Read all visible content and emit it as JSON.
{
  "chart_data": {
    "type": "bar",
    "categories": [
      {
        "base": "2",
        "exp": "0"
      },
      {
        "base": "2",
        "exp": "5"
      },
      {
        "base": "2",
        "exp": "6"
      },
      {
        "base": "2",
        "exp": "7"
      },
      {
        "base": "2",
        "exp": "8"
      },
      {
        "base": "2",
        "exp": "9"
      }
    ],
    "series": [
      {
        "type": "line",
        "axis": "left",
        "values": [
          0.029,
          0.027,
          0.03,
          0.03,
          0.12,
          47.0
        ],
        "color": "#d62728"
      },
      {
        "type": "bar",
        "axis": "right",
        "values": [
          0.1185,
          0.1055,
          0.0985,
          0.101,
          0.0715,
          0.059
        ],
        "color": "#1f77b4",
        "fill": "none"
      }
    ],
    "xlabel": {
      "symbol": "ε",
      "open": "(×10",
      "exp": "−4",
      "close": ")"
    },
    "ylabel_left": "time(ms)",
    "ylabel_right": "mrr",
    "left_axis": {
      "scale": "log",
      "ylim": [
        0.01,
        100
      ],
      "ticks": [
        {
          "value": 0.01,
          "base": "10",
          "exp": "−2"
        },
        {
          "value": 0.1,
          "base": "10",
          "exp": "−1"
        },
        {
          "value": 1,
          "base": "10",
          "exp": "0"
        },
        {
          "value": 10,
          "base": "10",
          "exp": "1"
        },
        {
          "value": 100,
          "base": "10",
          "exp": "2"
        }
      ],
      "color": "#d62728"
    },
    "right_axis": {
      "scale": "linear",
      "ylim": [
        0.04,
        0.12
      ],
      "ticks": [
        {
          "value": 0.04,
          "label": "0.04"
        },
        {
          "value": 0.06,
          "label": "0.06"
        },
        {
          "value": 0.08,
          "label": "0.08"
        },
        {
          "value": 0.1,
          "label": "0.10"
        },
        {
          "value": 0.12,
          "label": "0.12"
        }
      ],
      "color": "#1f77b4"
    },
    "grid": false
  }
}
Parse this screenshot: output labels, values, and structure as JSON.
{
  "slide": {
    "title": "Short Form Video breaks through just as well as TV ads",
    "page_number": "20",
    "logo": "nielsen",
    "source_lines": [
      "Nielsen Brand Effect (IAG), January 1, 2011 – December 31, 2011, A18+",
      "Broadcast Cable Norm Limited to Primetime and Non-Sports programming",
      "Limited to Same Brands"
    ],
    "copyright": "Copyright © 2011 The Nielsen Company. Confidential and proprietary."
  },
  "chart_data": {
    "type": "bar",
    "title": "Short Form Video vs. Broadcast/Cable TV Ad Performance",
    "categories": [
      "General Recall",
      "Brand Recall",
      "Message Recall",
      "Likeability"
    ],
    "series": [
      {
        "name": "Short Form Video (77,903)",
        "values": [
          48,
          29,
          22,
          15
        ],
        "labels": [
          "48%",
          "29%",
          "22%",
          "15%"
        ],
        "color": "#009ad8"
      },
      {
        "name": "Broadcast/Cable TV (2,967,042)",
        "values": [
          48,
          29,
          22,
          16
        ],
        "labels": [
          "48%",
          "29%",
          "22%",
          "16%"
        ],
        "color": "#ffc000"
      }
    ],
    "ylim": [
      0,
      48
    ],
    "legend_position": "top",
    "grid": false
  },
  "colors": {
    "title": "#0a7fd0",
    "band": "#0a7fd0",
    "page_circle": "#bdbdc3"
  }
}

========================================

## Problem to work on
Take the line with "Parse this screenshot: output" and all lines after it through the end of the records, and write them out exactly; include nothing else.

## Expected output
Parse this screenshot: output labels, values, and structure as JSON.
{
  "slide": {
    "title": "Short Form Video breaks through just as well as TV ads",
    "page_number": "20",
    "logo": "nielsen",
    "source_lines": [
      "Nielsen Brand Effect (IAG), January 1, 2011 – December 31, 2011, A18+",
      "Broadcast Cable Norm Limited to Primetime and Non-Sports programming",
      "Limited to Same Brands"
    ],
    "copyright": "Copyright © 2011 The Nielsen Company. Confidential and proprietary."
  },
  "chart_data": {
    "type": "bar",
    "title": "Short Form Video vs. Broadcast/Cable TV Ad Performance",
    "categories": [
      "General Recall",
      "Brand Recall",
      "Message Recall",
      "Likeability"
    ],
    "series": [
      {
        "name": "Short Form Video (77,903)",
        "values": [
          48,
          29,
          22,
          15
        ],
        "labels": [
          "48%",
          "29%",
          "22%",
          "15%"
        ],
        "color": "#009ad8"
      },
      {
        "name": "Broadcast/Cable TV (2,967,042)",
        "values": [
          48,
          29,
          22,
          16
        ],
        "labels": [
          "48%",
          "29%",
          "22%",
          "16%"
        ],
        "color": "#ffc000"
      }
    ],
    "ylim": [
      0,
      48
    ],
    "legend_position": "top",
    "grid": false
  },
  "colors": {
    "title": "#0a7fd0",
    "band": "#0a7fd0",
    "page_circle": "#bdbdc3"
  }
}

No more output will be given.